* _Set task_
Copy every line of the entries that includes the word "benignly".
##### Dataset extract
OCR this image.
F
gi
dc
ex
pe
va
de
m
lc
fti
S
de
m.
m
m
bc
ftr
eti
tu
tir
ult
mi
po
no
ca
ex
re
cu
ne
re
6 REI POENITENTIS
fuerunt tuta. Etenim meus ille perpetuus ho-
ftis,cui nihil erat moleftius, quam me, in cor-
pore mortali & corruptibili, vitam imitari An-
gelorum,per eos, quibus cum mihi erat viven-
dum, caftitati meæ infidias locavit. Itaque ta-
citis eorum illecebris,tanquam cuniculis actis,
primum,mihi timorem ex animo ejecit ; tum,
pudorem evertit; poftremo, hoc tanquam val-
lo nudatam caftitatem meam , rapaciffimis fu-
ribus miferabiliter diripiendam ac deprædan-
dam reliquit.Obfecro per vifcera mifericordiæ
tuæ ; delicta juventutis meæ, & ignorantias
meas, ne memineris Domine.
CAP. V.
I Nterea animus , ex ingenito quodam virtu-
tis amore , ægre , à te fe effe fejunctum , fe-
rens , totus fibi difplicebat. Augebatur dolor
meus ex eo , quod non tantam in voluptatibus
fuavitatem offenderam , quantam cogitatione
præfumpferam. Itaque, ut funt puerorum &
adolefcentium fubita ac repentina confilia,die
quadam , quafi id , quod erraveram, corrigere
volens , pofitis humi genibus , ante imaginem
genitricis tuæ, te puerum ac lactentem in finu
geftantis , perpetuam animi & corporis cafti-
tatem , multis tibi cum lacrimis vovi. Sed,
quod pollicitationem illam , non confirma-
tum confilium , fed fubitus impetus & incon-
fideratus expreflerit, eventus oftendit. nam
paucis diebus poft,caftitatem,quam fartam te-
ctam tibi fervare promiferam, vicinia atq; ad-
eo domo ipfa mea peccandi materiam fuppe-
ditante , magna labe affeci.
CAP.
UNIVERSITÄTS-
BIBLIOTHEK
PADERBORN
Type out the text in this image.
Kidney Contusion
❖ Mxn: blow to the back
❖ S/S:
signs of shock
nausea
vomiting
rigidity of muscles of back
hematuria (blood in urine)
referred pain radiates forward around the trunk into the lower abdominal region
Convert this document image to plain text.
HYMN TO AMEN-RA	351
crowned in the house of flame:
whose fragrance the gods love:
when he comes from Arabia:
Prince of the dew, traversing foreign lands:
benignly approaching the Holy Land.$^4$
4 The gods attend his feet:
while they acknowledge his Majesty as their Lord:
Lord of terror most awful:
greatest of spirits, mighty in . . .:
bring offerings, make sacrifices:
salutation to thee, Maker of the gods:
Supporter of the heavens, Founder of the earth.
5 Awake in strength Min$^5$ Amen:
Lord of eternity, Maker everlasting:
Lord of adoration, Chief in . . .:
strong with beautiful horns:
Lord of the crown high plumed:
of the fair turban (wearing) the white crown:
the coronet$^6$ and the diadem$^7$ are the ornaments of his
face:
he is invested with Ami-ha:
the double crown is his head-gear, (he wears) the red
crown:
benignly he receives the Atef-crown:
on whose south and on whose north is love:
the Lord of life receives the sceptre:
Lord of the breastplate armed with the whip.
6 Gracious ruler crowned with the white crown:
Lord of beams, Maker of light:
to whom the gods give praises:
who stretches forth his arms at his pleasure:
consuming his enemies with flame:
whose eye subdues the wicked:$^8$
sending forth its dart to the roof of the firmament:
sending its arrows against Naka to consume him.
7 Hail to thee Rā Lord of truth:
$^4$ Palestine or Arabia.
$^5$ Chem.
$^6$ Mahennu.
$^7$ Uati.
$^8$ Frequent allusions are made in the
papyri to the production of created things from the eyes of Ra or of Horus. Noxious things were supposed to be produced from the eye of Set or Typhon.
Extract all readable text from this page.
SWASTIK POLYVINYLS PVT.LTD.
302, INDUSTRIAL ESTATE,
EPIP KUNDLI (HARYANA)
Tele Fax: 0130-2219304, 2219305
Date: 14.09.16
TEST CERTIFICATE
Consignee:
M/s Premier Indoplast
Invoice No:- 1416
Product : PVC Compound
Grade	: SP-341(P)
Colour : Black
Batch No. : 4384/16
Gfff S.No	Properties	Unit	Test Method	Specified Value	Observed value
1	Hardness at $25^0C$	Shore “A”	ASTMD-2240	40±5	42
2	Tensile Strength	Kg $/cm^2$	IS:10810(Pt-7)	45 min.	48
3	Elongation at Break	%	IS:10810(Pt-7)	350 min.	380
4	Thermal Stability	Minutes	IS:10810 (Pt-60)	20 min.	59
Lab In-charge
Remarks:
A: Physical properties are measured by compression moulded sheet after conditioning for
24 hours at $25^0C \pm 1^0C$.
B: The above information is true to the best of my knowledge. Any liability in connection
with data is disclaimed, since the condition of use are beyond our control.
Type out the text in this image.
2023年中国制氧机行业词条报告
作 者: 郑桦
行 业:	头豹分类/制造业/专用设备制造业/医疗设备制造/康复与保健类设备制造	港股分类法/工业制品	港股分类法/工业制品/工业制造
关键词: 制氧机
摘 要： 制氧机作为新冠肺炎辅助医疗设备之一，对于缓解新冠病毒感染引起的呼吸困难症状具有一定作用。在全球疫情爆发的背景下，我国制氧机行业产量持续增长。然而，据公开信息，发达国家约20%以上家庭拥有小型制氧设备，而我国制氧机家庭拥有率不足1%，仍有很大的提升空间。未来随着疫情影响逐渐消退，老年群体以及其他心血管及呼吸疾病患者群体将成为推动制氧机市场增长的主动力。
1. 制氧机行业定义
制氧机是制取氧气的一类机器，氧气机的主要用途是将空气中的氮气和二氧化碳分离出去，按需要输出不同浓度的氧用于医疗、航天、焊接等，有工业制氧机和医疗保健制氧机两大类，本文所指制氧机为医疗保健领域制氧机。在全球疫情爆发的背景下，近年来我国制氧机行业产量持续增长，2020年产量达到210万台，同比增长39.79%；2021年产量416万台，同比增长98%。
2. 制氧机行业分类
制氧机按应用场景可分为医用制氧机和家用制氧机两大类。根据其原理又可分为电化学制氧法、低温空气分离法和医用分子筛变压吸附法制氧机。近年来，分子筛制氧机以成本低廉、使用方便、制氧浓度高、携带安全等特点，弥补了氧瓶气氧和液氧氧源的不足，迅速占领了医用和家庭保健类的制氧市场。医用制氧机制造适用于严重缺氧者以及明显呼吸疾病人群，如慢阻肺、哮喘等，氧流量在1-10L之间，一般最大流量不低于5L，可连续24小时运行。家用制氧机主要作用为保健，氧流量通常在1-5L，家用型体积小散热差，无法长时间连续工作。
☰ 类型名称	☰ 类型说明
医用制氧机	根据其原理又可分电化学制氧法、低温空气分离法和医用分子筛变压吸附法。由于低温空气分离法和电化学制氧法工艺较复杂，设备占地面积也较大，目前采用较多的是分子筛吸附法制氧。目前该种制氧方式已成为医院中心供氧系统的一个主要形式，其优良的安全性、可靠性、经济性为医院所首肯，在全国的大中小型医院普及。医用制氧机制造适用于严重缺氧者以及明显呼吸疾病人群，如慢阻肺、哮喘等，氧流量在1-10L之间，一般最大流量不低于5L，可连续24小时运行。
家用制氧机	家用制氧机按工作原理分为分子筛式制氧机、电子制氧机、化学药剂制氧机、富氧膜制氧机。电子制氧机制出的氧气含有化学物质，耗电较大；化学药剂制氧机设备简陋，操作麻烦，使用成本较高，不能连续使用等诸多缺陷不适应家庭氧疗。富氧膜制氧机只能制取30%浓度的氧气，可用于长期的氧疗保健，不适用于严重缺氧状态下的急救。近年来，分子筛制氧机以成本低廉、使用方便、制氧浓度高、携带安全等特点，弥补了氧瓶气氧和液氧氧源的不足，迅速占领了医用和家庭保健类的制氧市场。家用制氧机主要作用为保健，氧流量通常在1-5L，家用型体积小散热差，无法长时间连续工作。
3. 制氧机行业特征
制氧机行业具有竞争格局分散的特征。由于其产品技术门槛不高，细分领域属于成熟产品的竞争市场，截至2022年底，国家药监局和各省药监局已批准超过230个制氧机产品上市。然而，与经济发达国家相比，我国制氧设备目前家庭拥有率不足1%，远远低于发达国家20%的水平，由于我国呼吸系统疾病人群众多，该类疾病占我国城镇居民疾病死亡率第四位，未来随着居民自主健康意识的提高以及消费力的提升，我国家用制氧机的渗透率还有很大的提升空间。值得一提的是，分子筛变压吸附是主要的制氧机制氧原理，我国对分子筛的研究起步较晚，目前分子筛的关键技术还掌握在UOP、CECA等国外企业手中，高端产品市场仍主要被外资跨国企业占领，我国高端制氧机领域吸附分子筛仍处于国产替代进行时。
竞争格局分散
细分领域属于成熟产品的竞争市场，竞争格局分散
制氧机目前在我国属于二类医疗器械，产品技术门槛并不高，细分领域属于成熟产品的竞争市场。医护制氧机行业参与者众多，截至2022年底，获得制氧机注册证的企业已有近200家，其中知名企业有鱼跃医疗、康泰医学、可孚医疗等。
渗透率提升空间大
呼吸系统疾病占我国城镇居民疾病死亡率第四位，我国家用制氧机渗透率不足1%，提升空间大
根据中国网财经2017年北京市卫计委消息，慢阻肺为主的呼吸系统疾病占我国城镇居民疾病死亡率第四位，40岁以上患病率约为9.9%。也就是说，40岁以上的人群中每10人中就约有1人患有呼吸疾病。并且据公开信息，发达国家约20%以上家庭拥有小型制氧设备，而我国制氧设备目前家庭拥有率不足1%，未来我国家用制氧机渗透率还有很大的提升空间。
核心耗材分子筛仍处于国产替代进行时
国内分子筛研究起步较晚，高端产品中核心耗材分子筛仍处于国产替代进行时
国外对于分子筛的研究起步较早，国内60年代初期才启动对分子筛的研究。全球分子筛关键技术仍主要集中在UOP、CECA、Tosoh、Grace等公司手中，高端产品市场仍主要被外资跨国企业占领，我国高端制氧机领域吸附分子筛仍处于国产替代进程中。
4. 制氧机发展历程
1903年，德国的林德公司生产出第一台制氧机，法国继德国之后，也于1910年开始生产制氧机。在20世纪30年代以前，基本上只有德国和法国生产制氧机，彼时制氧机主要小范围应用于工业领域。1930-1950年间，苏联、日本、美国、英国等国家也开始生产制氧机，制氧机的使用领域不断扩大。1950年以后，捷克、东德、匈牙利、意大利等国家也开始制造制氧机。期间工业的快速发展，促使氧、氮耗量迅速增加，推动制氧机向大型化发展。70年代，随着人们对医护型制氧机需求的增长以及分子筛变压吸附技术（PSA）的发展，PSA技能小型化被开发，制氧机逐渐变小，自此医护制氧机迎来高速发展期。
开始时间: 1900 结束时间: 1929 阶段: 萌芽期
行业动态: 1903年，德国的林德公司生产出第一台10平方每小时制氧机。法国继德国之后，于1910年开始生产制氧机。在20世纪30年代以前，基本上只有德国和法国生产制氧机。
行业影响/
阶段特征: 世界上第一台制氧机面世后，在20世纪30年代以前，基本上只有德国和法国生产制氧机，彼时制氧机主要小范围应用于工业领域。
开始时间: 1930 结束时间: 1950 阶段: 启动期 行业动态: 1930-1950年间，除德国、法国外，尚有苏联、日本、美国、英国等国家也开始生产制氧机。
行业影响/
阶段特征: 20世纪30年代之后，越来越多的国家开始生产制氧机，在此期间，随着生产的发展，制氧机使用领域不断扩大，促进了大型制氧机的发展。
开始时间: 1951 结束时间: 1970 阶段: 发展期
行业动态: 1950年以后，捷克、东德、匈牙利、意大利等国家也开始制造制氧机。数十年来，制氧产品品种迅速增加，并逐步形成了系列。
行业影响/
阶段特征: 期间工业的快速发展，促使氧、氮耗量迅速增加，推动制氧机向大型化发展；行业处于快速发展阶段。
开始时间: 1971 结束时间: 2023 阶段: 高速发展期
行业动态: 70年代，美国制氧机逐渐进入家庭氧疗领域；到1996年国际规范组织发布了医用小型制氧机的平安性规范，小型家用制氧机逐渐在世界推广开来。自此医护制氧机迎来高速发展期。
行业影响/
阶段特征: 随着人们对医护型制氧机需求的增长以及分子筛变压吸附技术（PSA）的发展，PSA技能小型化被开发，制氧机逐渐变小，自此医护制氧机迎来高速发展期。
##########
* _Complete response_
benignly approaching the Holy Land.$^4$
benignly he receives the Atef-crown:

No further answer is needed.